_GOAL:_ Copy out every line exactly, passing over the pictures.

_Dataset records on visual material:_
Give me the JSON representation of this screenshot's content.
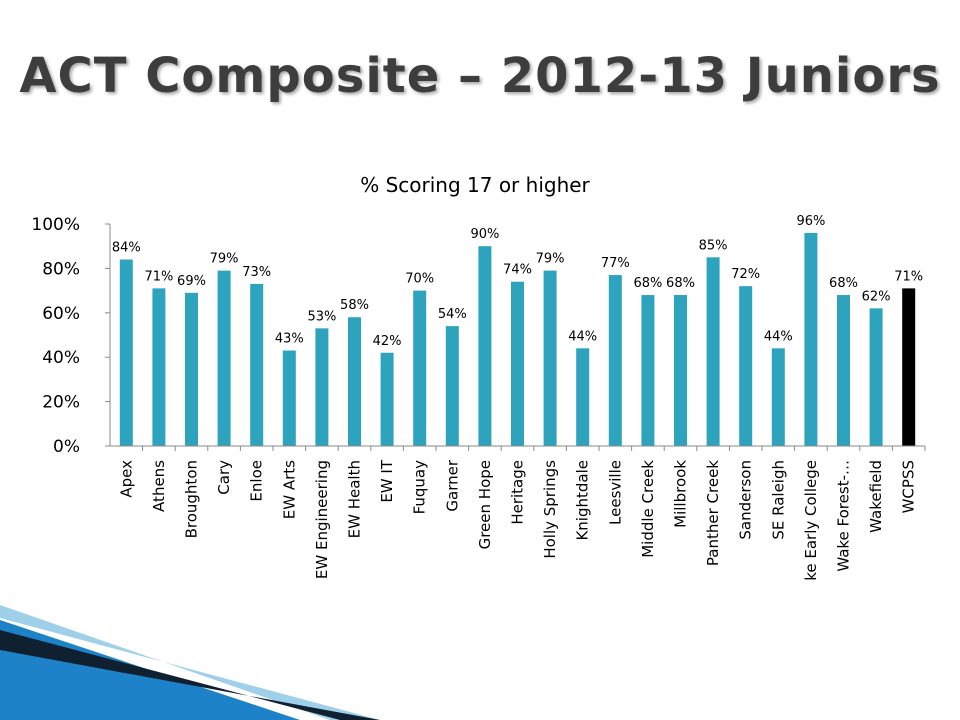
{
  "slide": {
    "title": "ACT Composite – 2012-13 Juniors"
  },
  "colors": {
    "bar": "#2ea3bd",
    "highlight_bar": "#000000",
    "axis": "#8a8a8a",
    "title_text": "#3d3d3d",
    "corner_dark": "#0f2030",
    "corner_blue": "#1e82c8"
  },
  "chart_data": {
    "type": "bar",
    "title": "% Scoring 17 or higher",
    "xlabel": "",
    "ylabel": "",
    "ylim": [
      0,
      100
    ],
    "yticks": [
      "0%",
      "20%",
      "40%",
      "60%",
      "80%",
      "100%"
    ],
    "grid": false,
    "legend": "none",
    "highlight_category": "WCPSS",
    "categories": [
      "Apex",
      "Athens",
      "Broughton",
      "Cary",
      "Enloe",
      "EW Arts",
      "EW Engineering",
      "EW Health",
      "EW IT",
      "Fuquay",
      "Garner",
      "Green Hope",
      "Heritage",
      "Holly Springs",
      "Knightdale",
      "Leesville",
      "Middle Creek",
      "Millbrook",
      "Panther Creek",
      "Sanderson",
      "SE Raleigh",
      "Wake Early College",
      "Wake Forest-…",
      "Wakefield",
      "WCPSS"
    ],
    "values": [
      84,
      71,
      69,
      79,
      73,
      43,
      53,
      58,
      42,
      70,
      54,
      90,
      74,
      79,
      44,
      77,
      68,
      68,
      85,
      72,
      44,
      96,
      68,
      62,
      71
    ],
    "labels": [
      "84%",
      "71%",
      "69%",
      "79%",
      "73%",
      "43%",
      "53%",
      "58%",
      "42%",
      "70%",
      "54%",
      "90%",
      "74%",
      "79%",
      "44%",
      "77%",
      "68%",
      "68%",
      "85%",
      "72%",
      "44%",
      "96%",
      "68%",
      "62%",
      "71%"
    ]
  }
}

_TASK SOLUTION:_
Give me the JSON representation of this screenshot's content.
{
  "slide": {
    "title": "ACT Composite – 2012-13 Juniors"
  },
  "colors": {
    "bar": "#2ea3bd",
    "highlight_bar": "#000000",
    "axis": "#8a8a8a",
    "title_text": "#3d3d3d",
    "corner_dark": "#0f2030",
    "corner_blue": "#1e82c8"
  },
  "chart_data": {
    "type": "bar",
    "title": "% Scoring 17 or higher",
    "xlabel": "",
    "ylabel": "",
    "ylim": [
      0,
      100
    ],
    "yticks": [
      "0%",
      "20%",
      "40%",
      "60%",
      "80%",
      "100%"
    ],
    "grid": false,
    "legend": "none",
    "highlight_category": "WCPSS",
    "categories": [
      "Apex",
      "Athens",
      "Broughton",
      "Cary",
      "Enloe",
      "EW Arts",
      "EW Engineering",
      "EW Health",
      "EW IT",
      "Fuquay",
      "Garner",
      "Green Hope",
      "Heritage",
      "Holly Springs",
      "Knightdale",
      "Leesville",
      "Middle Creek",
      "Millbrook",
      "Panther Creek",
      "Sanderson",
      "SE Raleigh",
      "Wake Early College",
      "Wake Forest-…",
      "Wakefield",
      "WCPSS"
    ],
    "values": [
      84,
      71,
      69,
      79,
      73,
      43,
      53,
      58,
      42,
      70,
      54,
      90,
      74,
      79,
      44,
      77,
      68,
      68,
      85,
      72,
      44,
      96,
      68,
      62,
      71
    ],
    "labels": [
      "84%",
      "71%",
      "69%",
      "79%",
      "73%",
      "43%",
      "53%",
      "58%",
      "42%",
      "70%",
      "54%",
      "90%",
      "74%",
      "79%",
      "44%",
      "77%",
      "68%",
      "68%",
      "85%",
      "72%",
      "44%",
      "96%",
      "68%",
      "62%",
      "71%"
    ]
  }
}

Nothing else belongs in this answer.